__DIRECTIONS__: Omit images. Retype all entries verbatim.

__Dataset items__:

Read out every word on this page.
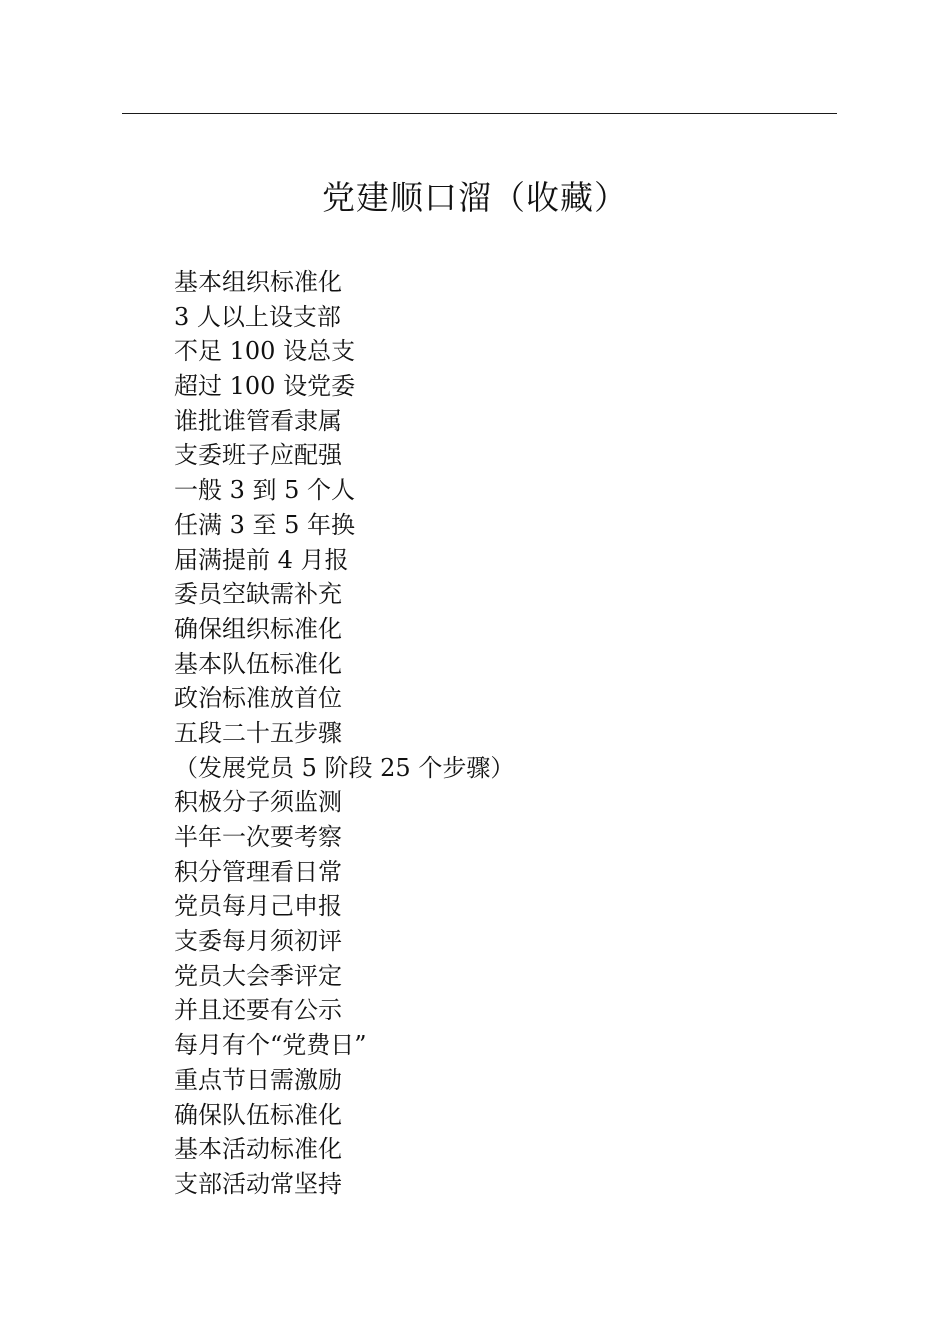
党建顺口溜（收藏）
基本组织标准化
3 人以上设支部
不足 100 设总支
超过 100 设党委
谁批谁管看隶属
支委班子应配强
一般 3 到 5 个人
任满 3 至 5 年换
届满提前 4 月报
委员空缺需补充
确保组织标准化
基本队伍标准化
政治标准放首位
五段二十五步骤
（发展党员 5 阶段 25 个步骤）
积极分子须监测
半年一次要考察
积分管理看日常
党员每月己申报
支委每月须初评
党员大会季评定
并且还要有公示
每月有个“党费日”
重点节日需激励
确保队伍标准化
基本活动标准化
支部活动常坚持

__RESPONSE__:
Read out every word on this page.
党建顺口溜（收藏）
基本组织标准化
3 人以上设支部
不足 100 设总支
超过 100 设党委
谁批谁管看隶属
支委班子应配强
一般 3 到 5 个人
任满 3 至 5 年换
届满提前 4 月报
委员空缺需补充
确保组织标准化
基本队伍标准化
政治标准放首位
五段二十五步骤
（发展党员 5 阶段 25 个步骤）
积极分子须监测
半年一次要考察
积分管理看日常
党员每月己申报
支委每月须初评
党员大会季评定
并且还要有公示
每月有个“党费日”
重点节日需激励
确保队伍标准化
基本活动标准化
支部活动常坚持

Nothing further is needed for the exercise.